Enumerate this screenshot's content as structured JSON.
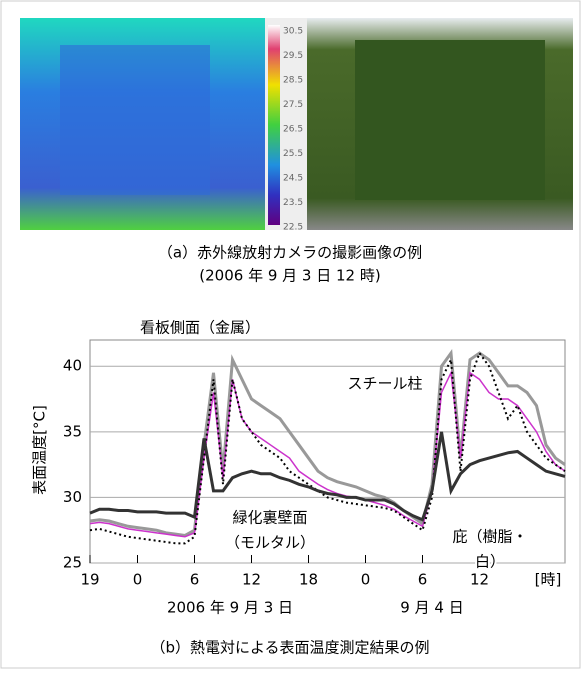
{
  "figure_a": {
    "colorbar_labels": [
      30.5,
      29.5,
      28.5,
      27.5,
      26.5,
      25.5,
      24.5,
      23.5,
      22.5
    ],
    "caption": "（a）赤外線放射カメラの撮影画像の例",
    "caption_date": "(2006 年 9 月 3 日 12 時)"
  },
  "chart_data": {
    "type": "line",
    "ylabel": "表面温度[°C]",
    "xunit": "[時]",
    "date_labels": [
      "2006 年 9 月 3 日",
      "9 月 4 日"
    ],
    "caption": "（b）熱電対による表面温度測定結果の例",
    "xlim": [
      0,
      50
    ],
    "ylim": [
      25,
      42
    ],
    "yticks": [
      25,
      30,
      35,
      40
    ],
    "grid": true,
    "xticks": [
      {
        "value": 0,
        "label": "19"
      },
      {
        "value": 5,
        "label": "0"
      },
      {
        "value": 11,
        "label": "6"
      },
      {
        "value": 17,
        "label": "12"
      },
      {
        "value": 23,
        "label": "18"
      },
      {
        "value": 29,
        "label": "0"
      },
      {
        "value": 35,
        "label": "6"
      },
      {
        "value": 41,
        "label": "12"
      }
    ],
    "x": [
      0,
      1,
      2,
      3,
      4,
      5,
      6,
      7,
      8,
      9,
      10,
      11,
      12,
      13,
      14,
      15,
      16,
      17,
      18,
      19,
      20,
      21,
      22,
      23,
      24,
      25,
      26,
      27,
      28,
      29,
      30,
      31,
      32,
      33,
      34,
      35,
      36,
      37,
      38,
      39,
      40,
      41,
      42,
      43,
      44,
      45,
      46,
      47,
      48,
      49,
      50
    ],
    "series": [
      {
        "label": [
          "看板側面（金属）"
        ],
        "color": "#999999",
        "width": 3,
        "dash": "",
        "values": [
          28.2,
          28.3,
          28.2,
          28.0,
          27.8,
          27.7,
          27.6,
          27.5,
          27.3,
          27.2,
          27.1,
          27.5,
          34,
          39.5,
          32,
          40.5,
          39,
          37.5,
          37,
          36.5,
          36,
          35,
          34,
          33,
          32,
          31.5,
          31.2,
          31,
          30.8,
          30.5,
          30.2,
          30,
          29.6,
          29,
          28.5,
          28,
          31,
          40,
          41,
          33,
          40.5,
          41,
          40.5,
          39.5,
          38.5,
          38.5,
          38,
          37,
          34,
          33,
          32.5
        ]
      },
      {
        "label": [
          "スチール柱"
        ],
        "color": "#cc33cc",
        "width": 1.5,
        "dash": "",
        "values": [
          28,
          28.1,
          28,
          27.8,
          27.6,
          27.5,
          27.4,
          27.3,
          27.2,
          27.1,
          27,
          27.3,
          33,
          38,
          31.5,
          39,
          36,
          35,
          34.5,
          34,
          33.5,
          33,
          32,
          31.5,
          31,
          30.6,
          30.3,
          30.1,
          30,
          29.8,
          29.6,
          29.4,
          29.1,
          28.6,
          28.2,
          27.8,
          30.5,
          38,
          39.5,
          33,
          39.5,
          39,
          38,
          37.5,
          37.5,
          37,
          36,
          35,
          33.5,
          32.5,
          32
        ]
      },
      {
        "label": [
          "庇（樹脂・",
          "白）"
        ],
        "color": "#000000",
        "width": 2,
        "dash": "2 3",
        "values": [
          27.5,
          27.6,
          27.4,
          27.2,
          27,
          26.9,
          26.8,
          26.7,
          26.6,
          26.5,
          26.5,
          27,
          33,
          39,
          31,
          39,
          36,
          35,
          34,
          33.5,
          33,
          32,
          31.5,
          31,
          30.5,
          30,
          29.8,
          29.6,
          29.5,
          29.4,
          29.3,
          29.2,
          29,
          28.5,
          28,
          27.5,
          30,
          39,
          40.5,
          32,
          39,
          41,
          40,
          38,
          36,
          37,
          35,
          34,
          33,
          32.5,
          32
        ]
      },
      {
        "label": [
          "緑化裏壁面",
          "（モルタル）"
        ],
        "color": "#333333",
        "width": 3,
        "dash": "",
        "values": [
          28.8,
          29.1,
          29.1,
          29,
          29,
          28.9,
          28.9,
          28.9,
          28.8,
          28.8,
          28.8,
          28.5,
          34.5,
          30.5,
          30.5,
          31.5,
          31.8,
          32,
          31.8,
          31.8,
          31.5,
          31.3,
          31,
          30.8,
          30.5,
          30.3,
          30.2,
          30,
          30,
          29.8,
          29.8,
          29.8,
          29.5,
          29,
          28.6,
          28.3,
          30.5,
          35,
          30.5,
          31.8,
          32.5,
          32.8,
          33,
          33.2,
          33.4,
          33.5,
          33,
          32.5,
          32,
          31.8,
          31.6
        ]
      }
    ]
  }
}
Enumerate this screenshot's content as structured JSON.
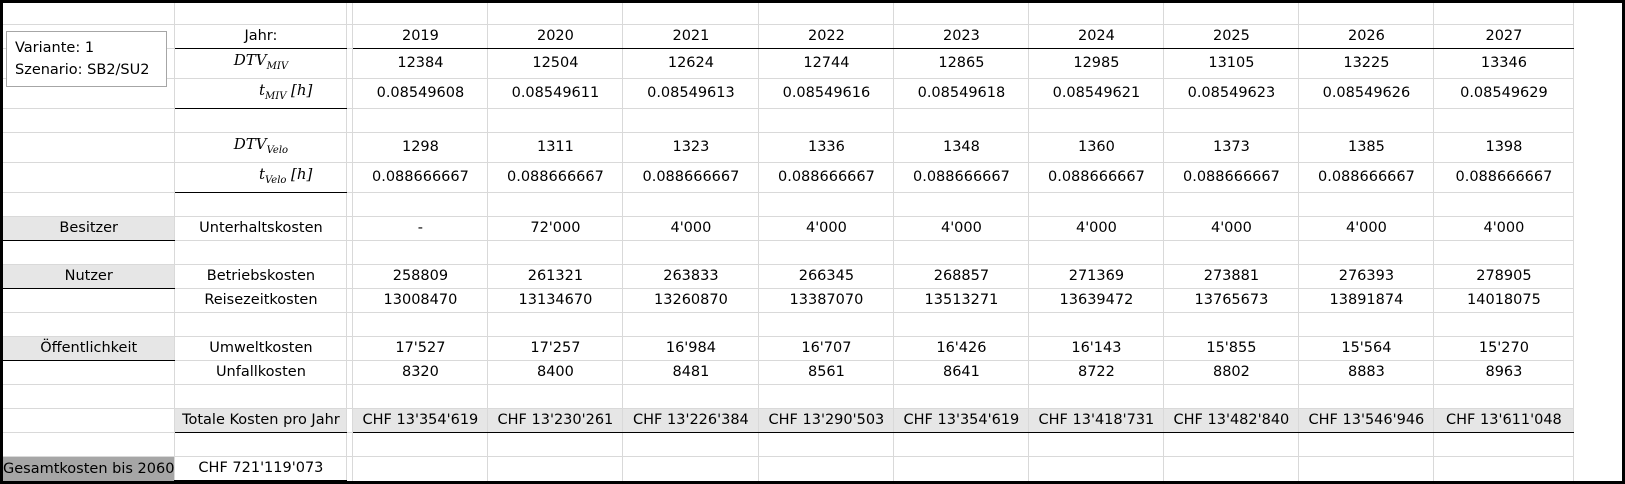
{
  "info": {
    "variante": "Variante: 1",
    "szenario": "Szenario: SB2/SU2"
  },
  "header": {
    "label": "Jahr:",
    "years": [
      "2019",
      "2020",
      "2021",
      "2022",
      "2023",
      "2024",
      "2025",
      "2026",
      "2027"
    ]
  },
  "miv": {
    "dtv_symbol": "DTV",
    "dtv_sub": "MIV",
    "t_symbol": "t",
    "t_sub": "MIV",
    "t_unit": "[h]",
    "dtv": [
      "12384",
      "12504",
      "12624",
      "12744",
      "12865",
      "12985",
      "13105",
      "13225",
      "13346"
    ],
    "t": [
      "0.08549608",
      "0.08549611",
      "0.08549613",
      "0.08549616",
      "0.08549618",
      "0.08549621",
      "0.08549623",
      "0.08549626",
      "0.08549629"
    ]
  },
  "velo": {
    "dtv_symbol": "DTV",
    "dtv_sub": "Velo",
    "t_symbol": "t",
    "t_sub": "Velo",
    "t_unit": "[h]",
    "dtv": [
      "1298",
      "1311",
      "1323",
      "1336",
      "1348",
      "1360",
      "1373",
      "1385",
      "1398"
    ],
    "t": [
      "0.088666667",
      "0.088666667",
      "0.088666667",
      "0.088666667",
      "0.088666667",
      "0.088666667",
      "0.088666667",
      "0.088666667",
      "0.088666667"
    ]
  },
  "besitzer": {
    "group": "Besitzer",
    "row_label": "Unterhaltskosten",
    "values": [
      "-",
      "72'000",
      "4'000",
      "4'000",
      "4'000",
      "4'000",
      "4'000",
      "4'000",
      "4'000"
    ]
  },
  "nutzer": {
    "group": "Nutzer",
    "betrieb_label": "Betriebskosten",
    "betrieb": [
      "258809",
      "261321",
      "263833",
      "266345",
      "268857",
      "271369",
      "273881",
      "276393",
      "278905"
    ],
    "reise_label": "Reisezeitkosten",
    "reise": [
      "13008470",
      "13134670",
      "13260870",
      "13387070",
      "13513271",
      "13639472",
      "13765673",
      "13891874",
      "14018075"
    ]
  },
  "oeffentlichkeit": {
    "group": "Öffentlichkeit",
    "umwelt_label": "Umweltkosten",
    "umwelt": [
      "17'527",
      "17'257",
      "16'984",
      "16'707",
      "16'426",
      "16'143",
      "15'855",
      "15'564",
      "15'270"
    ],
    "unfall_label": "Unfallkosten",
    "unfall": [
      "8320",
      "8400",
      "8481",
      "8561",
      "8641",
      "8722",
      "8802",
      "8883",
      "8963"
    ]
  },
  "total": {
    "label": "Totale Kosten pro Jahr",
    "values": [
      "CHF 13'354'619",
      "CHF 13'230'261",
      "CHF 13'226'384",
      "CHF 13'290'503",
      "CHF 13'354'619",
      "CHF 13'418'731",
      "CHF 13'482'840",
      "CHF 13'546'946",
      "CHF 13'611'048"
    ]
  },
  "gesamt": {
    "label": "Gesamtkosten bis 2060",
    "value": "CHF 721'119'073"
  }
}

**********

◆ **Aim of the exercise**
Reproduce the listing word for word and omit its pictures.

◆ **Final answer**
Enumerate this screenshot's content as structured JSON.
{
  "figure_a": {
    "colorbar_labels": [
      30.5,
      29.5,
      28.5,
      27.5,
      26.5,
      25.5,
      24.5,
      23.5,
      22.5
    ],
    "caption": "（a）赤外線放射カメラの撮影画像の例",
    "caption_date": "(2006 年 9 月 3 日 12 時)"
  },
  "chart_data": {
    "type": "line",
    "ylabel": "表面温度[°C]",
    "xunit": "[時]",
    "date_labels": [
      "2006 年 9 月 3 日",
      "9 月 4 日"
    ],
    "caption": "（b）熱電対による表面温度測定結果の例",
    "xlim": [
      0,
      50
    ],
    "ylim": [
      25,
      42
    ],
    "yticks": [
      25,
      30,
      35,
      40
    ],
    "grid": true,
    "xticks": [
      {
        "value": 0,
        "label": "19"
      },
      {
        "value": 5,
        "label": "0"
      },
      {
        "value": 11,
        "label": "6"
      },
      {
        "value": 17,
        "label": "12"
      },
      {
        "value": 23,
        "label": "18"
      },
      {
        "value": 29,
        "label": "0"
      },
      {
        "value": 35,
        "label": "6"
      },
      {
        "value": 41,
        "label": "12"
      }
    ],
    "x": [
      0,
      1,
      2,
      3,
      4,
      5,
      6,
      7,
      8,
      9,
      10,
      11,
      12,
      13,
      14,
      15,
      16,
      17,
      18,
      19,
      20,
      21,
      22,
      23,
      24,
      25,
      26,
      27,
      28,
      29,
      30,
      31,
      32,
      33,
      34,
      35,
      36,
      37,
      38,
      39,
      40,
      41,
      42,
      43,
      44,
      45,
      46,
      47,
      48,
      49,
      50
    ],
    "series": [
      {
        "label": [
          "看板側面（金属）"
        ],
        "color": "#999999",
        "width": 3,
        "dash": "",
        "values": [
          28.2,
          28.3,
          28.2,
          28.0,
          27.8,
          27.7,
          27.6,
          27.5,
          27.3,
          27.2,
          27.1,
          27.5,
          34,
          39.5,
          32,
          40.5,
          39,
          37.5,
          37,
          36.5,
          36,
          35,
          34,
          33,
          32,
          31.5,
          31.2,
          31,
          30.8,
          30.5,
          30.2,
          30,
          29.6,
          29,
          28.5,
          28,
          31,
          40,
          41,
          33,
          40.5,
          41,
          40.5,
          39.5,
          38.5,
          38.5,
          38,
          37,
          34,
          33,
          32.5
        ]
      },
      {
        "label": [
          "スチール柱"
        ],
        "color": "#cc33cc",
        "width": 1.5,
        "dash": "",
        "values": [
          28,
          28.1,
          28,
          27.8,
          27.6,
          27.5,
          27.4,
          27.3,
          27.2,
          27.1,
          27,
          27.3,
          33,
          38,
          31.5,
          39,
          36,
          35,
          34.5,
          34,
          33.5,
          33,
          32,
          31.5,
          31,
          30.6,
          30.3,
          30.1,
          30,
          29.8,
          29.6,
          29.4,
          29.1,
          28.6,
          28.2,
          27.8,
          30.5,
          38,
          39.5,
          33,
          39.5,
          39,
          38,
          37.5,
          37.5,
          37,
          36,
          35,
          33.5,
          32.5,
          32
        ]
      },
      {
        "label": [
          "庇（樹脂・",
          "白）"
        ],
        "color": "#000000",
        "width": 2,
        "dash": "2 3",
        "values": [
          27.5,
          27.6,
          27.4,
          27.2,
          27,
          26.9,
          26.8,
          26.7,
          26.6,
          26.5,
          26.5,
          27,
          33,
          39,
          31,
          39,
          36,
          35,
          34,
          33.5,
          33,
          32,
          31.5,
          31,
          30.5,
          30,
          29.8,
          29.6,
          29.5,
          29.4,
          29.3,
          29.2,
          29,
          28.5,
          28,
          27.5,
          30,
          39,
          40.5,
          32,
          39,
          41,
          40,
          38,
          36,
          37,
          35,
          34,
          33,
          32.5,
          32
        ]
      },
      {
        "label": [
          "緑化裏壁面",
          "（モルタル）"
        ],
        "color": "#333333",
        "width": 3,
        "dash": "",
        "values": [
          28.8,
          29.1,
          29.1,
          29,
          29,
          28.9,
          28.9,
          28.9,
          28.8,
          28.8,
          28.8,
          28.5,
          34.5,
          30.5,
          30.5,
          31.5,
          31.8,
          32,
          31.8,
          31.8,
          31.5,
          31.3,
          31,
          30.8,
          30.5,
          30.3,
          30.2,
          30,
          30,
          29.8,
          29.8,
          29.8,
          29.5,
          29,
          28.6,
          28.3,
          30.5,
          35,
          30.5,
          31.8,
          32.5,
          32.8,
          33,
          33.2,
          33.4,
          33.5,
          33,
          32.5,
          32,
          31.8,
          31.6
        ]
      }
    ]
  }
}
Enumerate this screenshot's content as structured JSON.
{
  "info": {
    "variante": "Variante: 1",
    "szenario": "Szenario: SB2/SU2"
  },
  "header": {
    "label": "Jahr:",
    "years": [
      "2019",
      "2020",
      "2021",
      "2022",
      "2023",
      "2024",
      "2025",
      "2026",
      "2027"
    ]
  },
  "miv": {
    "dtv_symbol": "DTV",
    "dtv_sub": "MIV",
    "t_symbol": "t",
    "t_sub": "MIV",
    "t_unit": "[h]",
    "dtv": [
      "12384",
      "12504",
      "12624",
      "12744",
      "12865",
      "12985",
      "13105",
      "13225",
      "13346"
    ],
    "t": [
      "0.08549608",
      "0.08549611",
      "0.08549613",
      "0.08549616",
      "0.08549618",
      "0.08549621",
      "0.08549623",
      "0.08549626",
      "0.08549629"
    ]
  },
  "velo": {
    "dtv_symbol": "DTV",
    "dtv_sub": "Velo",
    "t_symbol": "t",
    "t_sub": "Velo",
    "t_unit": "[h]",
    "dtv": [
      "1298",
      "1311",
      "1323",
      "1336",
      "1348",
      "1360",
      "1373",
      "1385",
      "1398"
    ],
    "t": [
      "0.088666667",
      "0.088666667",
      "0.088666667",
      "0.088666667",
      "0.088666667",
      "0.088666667",
      "0.088666667",
      "0.088666667",
      "0.088666667"
    ]
  },
  "besitzer": {
    "group": "Besitzer",
    "row_label": "Unterhaltskosten",
    "values": [
      "-",
      "72'000",
      "4'000",
      "4'000",
      "4'000",
      "4'000",
      "4'000",
      "4'000",
      "4'000"
    ]
  },
  "nutzer": {
    "group": "Nutzer",
    "betrieb_label": "Betriebskosten",
    "betrieb": [
      "258809",
      "261321",
      "263833",
      "266345",
      "268857",
      "271369",
      "273881",
      "276393",
      "278905"
    ],
    "reise_label": "Reisezeitkosten",
    "reise": [
      "13008470",
      "13134670",
      "13260870",
      "13387070",
      "13513271",
      "13639472",
      "13765673",
      "13891874",
      "14018075"
    ]
  },
  "oeffentlichkeit": {
    "group": "Öffentlichkeit",
    "umwelt_label": "Umweltkosten",
    "umwelt": [
      "17'527",
      "17'257",
      "16'984",
      "16'707",
      "16'426",
      "16'143",
      "15'855",
      "15'564",
      "15'270"
    ],
    "unfall_label": "Unfallkosten",
    "unfall": [
      "8320",
      "8400",
      "8481",
      "8561",
      "8641",
      "8722",
      "8802",
      "8883",
      "8963"
    ]
  },
  "total": {
    "label": "Totale Kosten pro Jahr",
    "values": [
      "CHF 13'354'619",
      "CHF 13'230'261",
      "CHF 13'226'384",
      "CHF 13'290'503",
      "CHF 13'354'619",
      "CHF 13'418'731",
      "CHF 13'482'840",
      "CHF 13'546'946",
      "CHF 13'611'048"
    ]
  },
  "gesamt": {
    "label": "Gesamtkosten bis 2060",
    "value": "CHF 721'119'073"
  }
}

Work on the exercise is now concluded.